→ **DATA**:

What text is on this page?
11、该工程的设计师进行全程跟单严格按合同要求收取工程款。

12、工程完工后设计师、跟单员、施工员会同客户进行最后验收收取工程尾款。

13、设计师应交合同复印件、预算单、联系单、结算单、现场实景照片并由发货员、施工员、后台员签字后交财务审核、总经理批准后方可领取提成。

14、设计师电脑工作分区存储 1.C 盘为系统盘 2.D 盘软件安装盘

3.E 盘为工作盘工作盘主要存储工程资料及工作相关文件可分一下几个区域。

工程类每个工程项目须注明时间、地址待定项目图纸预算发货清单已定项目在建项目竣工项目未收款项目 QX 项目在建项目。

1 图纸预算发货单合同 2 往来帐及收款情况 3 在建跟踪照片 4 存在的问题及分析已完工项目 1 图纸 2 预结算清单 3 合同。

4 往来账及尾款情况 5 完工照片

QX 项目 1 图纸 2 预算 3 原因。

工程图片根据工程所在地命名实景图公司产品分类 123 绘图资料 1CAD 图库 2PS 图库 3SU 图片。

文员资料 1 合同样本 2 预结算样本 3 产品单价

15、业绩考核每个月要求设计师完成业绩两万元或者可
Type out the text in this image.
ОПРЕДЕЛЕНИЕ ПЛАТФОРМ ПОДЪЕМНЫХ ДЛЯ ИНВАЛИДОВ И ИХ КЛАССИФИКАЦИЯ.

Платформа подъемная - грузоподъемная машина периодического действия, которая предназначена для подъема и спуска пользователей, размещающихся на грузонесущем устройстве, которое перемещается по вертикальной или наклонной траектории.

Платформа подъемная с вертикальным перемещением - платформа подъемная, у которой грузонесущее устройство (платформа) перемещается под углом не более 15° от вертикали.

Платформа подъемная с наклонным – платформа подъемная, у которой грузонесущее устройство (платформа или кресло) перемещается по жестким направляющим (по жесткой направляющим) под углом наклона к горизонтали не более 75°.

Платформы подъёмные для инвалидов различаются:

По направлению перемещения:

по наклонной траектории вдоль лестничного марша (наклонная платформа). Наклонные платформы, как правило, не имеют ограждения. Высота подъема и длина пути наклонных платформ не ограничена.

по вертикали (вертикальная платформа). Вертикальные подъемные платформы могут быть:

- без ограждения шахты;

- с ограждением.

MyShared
--
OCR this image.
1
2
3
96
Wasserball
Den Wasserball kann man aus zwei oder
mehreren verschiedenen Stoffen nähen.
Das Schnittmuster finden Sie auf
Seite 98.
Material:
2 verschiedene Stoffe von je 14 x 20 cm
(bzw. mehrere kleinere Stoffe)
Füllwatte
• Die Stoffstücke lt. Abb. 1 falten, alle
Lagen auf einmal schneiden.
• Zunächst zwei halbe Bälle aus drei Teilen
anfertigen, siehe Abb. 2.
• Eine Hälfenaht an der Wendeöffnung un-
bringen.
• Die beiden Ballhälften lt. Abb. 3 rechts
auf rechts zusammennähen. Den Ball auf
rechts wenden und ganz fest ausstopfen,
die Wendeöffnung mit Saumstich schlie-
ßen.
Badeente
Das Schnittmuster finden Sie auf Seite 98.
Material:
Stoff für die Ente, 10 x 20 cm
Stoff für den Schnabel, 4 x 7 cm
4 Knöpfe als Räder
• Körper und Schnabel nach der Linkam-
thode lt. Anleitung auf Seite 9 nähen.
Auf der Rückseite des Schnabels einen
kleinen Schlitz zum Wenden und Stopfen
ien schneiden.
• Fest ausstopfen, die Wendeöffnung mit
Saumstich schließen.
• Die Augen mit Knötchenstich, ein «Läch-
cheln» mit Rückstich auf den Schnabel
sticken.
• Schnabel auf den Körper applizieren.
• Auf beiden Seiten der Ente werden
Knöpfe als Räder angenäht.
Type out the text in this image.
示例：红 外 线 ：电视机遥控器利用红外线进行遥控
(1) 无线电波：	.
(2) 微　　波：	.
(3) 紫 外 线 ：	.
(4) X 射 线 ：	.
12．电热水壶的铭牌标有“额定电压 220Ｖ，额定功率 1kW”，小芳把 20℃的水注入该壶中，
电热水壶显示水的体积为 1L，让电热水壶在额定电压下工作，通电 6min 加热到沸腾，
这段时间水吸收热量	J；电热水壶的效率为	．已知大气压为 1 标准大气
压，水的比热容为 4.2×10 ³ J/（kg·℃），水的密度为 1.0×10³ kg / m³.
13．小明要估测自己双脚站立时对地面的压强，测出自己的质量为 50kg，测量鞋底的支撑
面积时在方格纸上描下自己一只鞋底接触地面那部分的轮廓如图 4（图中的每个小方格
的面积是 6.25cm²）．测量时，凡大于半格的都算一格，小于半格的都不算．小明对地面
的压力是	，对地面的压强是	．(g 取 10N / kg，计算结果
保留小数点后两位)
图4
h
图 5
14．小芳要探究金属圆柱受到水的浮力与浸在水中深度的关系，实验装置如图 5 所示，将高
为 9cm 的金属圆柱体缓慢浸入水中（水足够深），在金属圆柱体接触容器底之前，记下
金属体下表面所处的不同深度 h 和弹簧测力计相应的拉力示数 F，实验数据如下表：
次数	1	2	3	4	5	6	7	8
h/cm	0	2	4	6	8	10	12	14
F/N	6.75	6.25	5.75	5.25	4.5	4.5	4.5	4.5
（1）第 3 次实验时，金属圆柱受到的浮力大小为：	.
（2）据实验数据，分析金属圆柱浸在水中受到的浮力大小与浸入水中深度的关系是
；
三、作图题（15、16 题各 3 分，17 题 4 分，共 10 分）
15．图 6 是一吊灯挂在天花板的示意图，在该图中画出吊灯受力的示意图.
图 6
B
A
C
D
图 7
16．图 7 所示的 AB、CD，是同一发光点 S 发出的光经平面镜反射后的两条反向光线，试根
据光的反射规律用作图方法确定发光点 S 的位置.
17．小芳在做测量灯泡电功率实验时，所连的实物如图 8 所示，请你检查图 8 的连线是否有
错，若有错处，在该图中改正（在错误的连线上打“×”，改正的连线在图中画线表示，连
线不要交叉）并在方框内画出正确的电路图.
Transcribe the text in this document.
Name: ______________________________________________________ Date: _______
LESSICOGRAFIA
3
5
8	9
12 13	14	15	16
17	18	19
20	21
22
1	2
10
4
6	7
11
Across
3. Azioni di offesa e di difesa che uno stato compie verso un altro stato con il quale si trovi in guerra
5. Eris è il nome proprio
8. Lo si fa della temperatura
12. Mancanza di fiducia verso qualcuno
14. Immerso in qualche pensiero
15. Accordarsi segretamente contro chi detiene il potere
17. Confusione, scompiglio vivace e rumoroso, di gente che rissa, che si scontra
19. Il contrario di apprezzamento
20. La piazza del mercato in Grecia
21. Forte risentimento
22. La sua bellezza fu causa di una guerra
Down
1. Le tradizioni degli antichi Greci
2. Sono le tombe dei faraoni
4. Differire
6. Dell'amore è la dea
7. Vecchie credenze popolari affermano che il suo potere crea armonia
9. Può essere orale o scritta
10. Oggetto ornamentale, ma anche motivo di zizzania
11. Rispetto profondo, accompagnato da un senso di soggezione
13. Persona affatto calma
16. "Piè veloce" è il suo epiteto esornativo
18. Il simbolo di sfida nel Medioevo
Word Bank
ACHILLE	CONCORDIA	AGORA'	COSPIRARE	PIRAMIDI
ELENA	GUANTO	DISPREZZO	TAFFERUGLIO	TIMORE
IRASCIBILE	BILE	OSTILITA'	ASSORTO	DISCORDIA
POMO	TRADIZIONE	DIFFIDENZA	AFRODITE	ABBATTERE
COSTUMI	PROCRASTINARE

→ **PROBLEM REQUIREMENTS**:
Return only the number of lines in the data that contain "подъемная".

→ **FINISHED ANSWER**:
3